**EXERCISE:**
Retype each entry below exactly as it stands.

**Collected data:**
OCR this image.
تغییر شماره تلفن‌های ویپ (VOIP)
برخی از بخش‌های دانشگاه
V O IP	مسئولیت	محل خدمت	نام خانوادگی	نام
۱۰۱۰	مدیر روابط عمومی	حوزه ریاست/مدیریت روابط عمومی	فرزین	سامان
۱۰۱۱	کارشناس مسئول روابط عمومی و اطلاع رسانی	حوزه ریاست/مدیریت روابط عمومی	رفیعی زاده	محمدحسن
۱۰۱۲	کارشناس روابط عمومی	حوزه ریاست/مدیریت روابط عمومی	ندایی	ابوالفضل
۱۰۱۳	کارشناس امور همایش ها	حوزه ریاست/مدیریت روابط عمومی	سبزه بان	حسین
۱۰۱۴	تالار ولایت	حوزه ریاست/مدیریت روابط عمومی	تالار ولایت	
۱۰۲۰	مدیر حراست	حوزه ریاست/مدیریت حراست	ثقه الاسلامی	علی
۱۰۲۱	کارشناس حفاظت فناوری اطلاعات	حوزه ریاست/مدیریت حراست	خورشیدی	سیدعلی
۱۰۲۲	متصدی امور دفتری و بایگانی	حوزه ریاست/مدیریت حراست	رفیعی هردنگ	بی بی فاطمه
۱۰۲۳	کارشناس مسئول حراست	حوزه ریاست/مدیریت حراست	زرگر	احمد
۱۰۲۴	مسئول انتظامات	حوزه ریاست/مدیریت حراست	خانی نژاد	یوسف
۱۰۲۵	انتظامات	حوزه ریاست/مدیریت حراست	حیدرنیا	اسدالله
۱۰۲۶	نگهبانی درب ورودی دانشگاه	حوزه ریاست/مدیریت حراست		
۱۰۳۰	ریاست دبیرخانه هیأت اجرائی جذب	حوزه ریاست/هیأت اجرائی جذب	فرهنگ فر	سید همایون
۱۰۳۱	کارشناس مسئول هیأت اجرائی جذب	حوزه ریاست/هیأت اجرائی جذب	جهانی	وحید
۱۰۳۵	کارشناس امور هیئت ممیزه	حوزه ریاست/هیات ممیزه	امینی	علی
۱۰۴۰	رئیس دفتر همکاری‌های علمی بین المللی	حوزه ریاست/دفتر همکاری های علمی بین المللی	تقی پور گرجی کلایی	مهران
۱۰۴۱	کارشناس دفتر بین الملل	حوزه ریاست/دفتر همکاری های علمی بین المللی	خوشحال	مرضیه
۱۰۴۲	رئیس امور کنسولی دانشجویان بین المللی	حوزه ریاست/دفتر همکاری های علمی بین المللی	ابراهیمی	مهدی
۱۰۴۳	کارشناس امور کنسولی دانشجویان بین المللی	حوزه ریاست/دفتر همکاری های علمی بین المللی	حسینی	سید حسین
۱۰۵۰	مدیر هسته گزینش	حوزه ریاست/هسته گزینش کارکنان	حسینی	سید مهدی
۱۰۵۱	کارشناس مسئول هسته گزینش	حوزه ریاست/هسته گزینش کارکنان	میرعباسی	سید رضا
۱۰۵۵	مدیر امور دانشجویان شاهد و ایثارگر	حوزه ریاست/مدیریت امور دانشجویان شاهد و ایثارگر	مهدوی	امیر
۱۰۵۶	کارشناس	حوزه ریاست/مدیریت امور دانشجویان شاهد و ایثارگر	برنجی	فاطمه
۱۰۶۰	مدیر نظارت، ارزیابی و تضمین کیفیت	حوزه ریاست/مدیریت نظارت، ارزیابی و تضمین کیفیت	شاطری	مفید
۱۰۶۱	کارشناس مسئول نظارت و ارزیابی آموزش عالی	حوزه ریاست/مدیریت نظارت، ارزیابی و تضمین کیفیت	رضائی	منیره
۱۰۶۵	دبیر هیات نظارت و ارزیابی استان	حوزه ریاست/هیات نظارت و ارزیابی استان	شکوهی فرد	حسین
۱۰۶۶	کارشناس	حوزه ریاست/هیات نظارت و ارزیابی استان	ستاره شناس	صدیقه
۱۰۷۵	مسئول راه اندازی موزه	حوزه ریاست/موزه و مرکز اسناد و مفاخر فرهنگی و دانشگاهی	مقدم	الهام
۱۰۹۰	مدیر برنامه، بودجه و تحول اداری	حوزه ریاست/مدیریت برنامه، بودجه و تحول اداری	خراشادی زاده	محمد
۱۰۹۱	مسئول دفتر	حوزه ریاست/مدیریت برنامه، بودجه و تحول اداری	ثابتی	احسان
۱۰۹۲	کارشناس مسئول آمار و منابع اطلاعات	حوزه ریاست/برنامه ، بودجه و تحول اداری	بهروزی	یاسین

**COMPLETE ANSWER:**
OCR this image.
تغییر شماره تلفن‌های ویپ (VOIP)
برخی از بخش‌های دانشگاه
V O IP	مسئولیت	محل خدمت	نام خانوادگی	نام
۱۰۱۰	مدیر روابط عمومی	حوزه ریاست/مدیریت روابط عمومی	فرزین	سامان
۱۰۱۱	کارشناس مسئول روابط عمومی و اطلاع رسانی	حوزه ریاست/مدیریت روابط عمومی	رفیعی زاده	محمدحسن
۱۰۱۲	کارشناس روابط عمومی	حوزه ریاست/مدیریت روابط عمومی	ندایی	ابوالفضل
۱۰۱۳	کارشناس امور همایش ها	حوزه ریاست/مدیریت روابط عمومی	سبزه بان	حسین
۱۰۱۴	تالار ولایت	حوزه ریاست/مدیریت روابط عمومی	تالار ولایت	
۱۰۲۰	مدیر حراست	حوزه ریاست/مدیریت حراست	ثقه الاسلامی	علی
۱۰۲۱	کارشناس حفاظت فناوری اطلاعات	حوزه ریاست/مدیریت حراست	خورشیدی	سیدعلی
۱۰۲۲	متصدی امور دفتری و بایگانی	حوزه ریاست/مدیریت حراست	رفیعی هردنگ	بی بی فاطمه
۱۰۲۳	کارشناس مسئول حراست	حوزه ریاست/مدیریت حراست	زرگر	احمد
۱۰۲۴	مسئول انتظامات	حوزه ریاست/مدیریت حراست	خانی نژاد	یوسف
۱۰۲۵	انتظامات	حوزه ریاست/مدیریت حراست	حیدرنیا	اسدالله
۱۰۲۶	نگهبانی درب ورودی دانشگاه	حوزه ریاست/مدیریت حراست		
۱۰۳۰	ریاست دبیرخانه هیأت اجرائی جذب	حوزه ریاست/هیأت اجرائی جذب	فرهنگ فر	سید همایون
۱۰۳۱	کارشناس مسئول هیأت اجرائی جذب	حوزه ریاست/هیأت اجرائی جذب	جهانی	وحید
۱۰۳۵	کارشناس امور هیئت ممیزه	حوزه ریاست/هیات ممیزه	امینی	علی
۱۰۴۰	رئیس دفتر همکاری‌های علمی بین المللی	حوزه ریاست/دفتر همکاری های علمی بین المللی	تقی پور گرجی کلایی	مهران
۱۰۴۱	کارشناس دفتر بین الملل	حوزه ریاست/دفتر همکاری های علمی بین المللی	خوشحال	مرضیه
۱۰۴۲	رئیس امور کنسولی دانشجویان بین المللی	حوزه ریاست/دفتر همکاری های علمی بین المللی	ابراهیمی	مهدی
۱۰۴۳	کارشناس امور کنسولی دانشجویان بین المللی	حوزه ریاست/دفتر همکاری های علمی بین المللی	حسینی	سید حسین
۱۰۵۰	مدیر هسته گزینش	حوزه ریاست/هسته گزینش کارکنان	حسینی	سید مهدی
۱۰۵۱	کارشناس مسئول هسته گزینش	حوزه ریاست/هسته گزینش کارکنان	میرعباسی	سید رضا
۱۰۵۵	مدیر امور دانشجویان شاهد و ایثارگر	حوزه ریاست/مدیریت امور دانشجویان شاهد و ایثارگر	مهدوی	امیر
۱۰۵۶	کارشناس	حوزه ریاست/مدیریت امور دانشجویان شاهد و ایثارگر	برنجی	فاطمه
۱۰۶۰	مدیر نظارت، ارزیابی و تضمین کیفیت	حوزه ریاست/مدیریت نظارت، ارزیابی و تضمین کیفیت	شاطری	مفید
۱۰۶۱	کارشناس مسئول نظارت و ارزیابی آموزش عالی	حوزه ریاست/مدیریت نظارت، ارزیابی و تضمین کیفیت	رضائی	منیره
۱۰۶۵	دبیر هیات نظارت و ارزیابی استان	حوزه ریاست/هیات نظارت و ارزیابی استان	شکوهی فرد	حسین
۱۰۶۶	کارشناس	حوزه ریاست/هیات نظارت و ارزیابی استان	ستاره شناس	صدیقه
۱۰۷۵	مسئول راه اندازی موزه	حوزه ریاست/موزه و مرکز اسناد و مفاخر فرهنگی و دانشگاهی	مقدم	الهام
۱۰۹۰	مدیر برنامه، بودجه و تحول اداری	حوزه ریاست/مدیریت برنامه، بودجه و تحول اداری	خراشادی زاده	محمد
۱۰۹۱	مسئول دفتر	حوزه ریاست/مدیریت برنامه، بودجه و تحول اداری	ثابتی	احسان
۱۰۹۲	کارشناس مسئول آمار و منابع اطلاعات	حوزه ریاست/برنامه ، بودجه و تحول اداری	بهروزی	یاسین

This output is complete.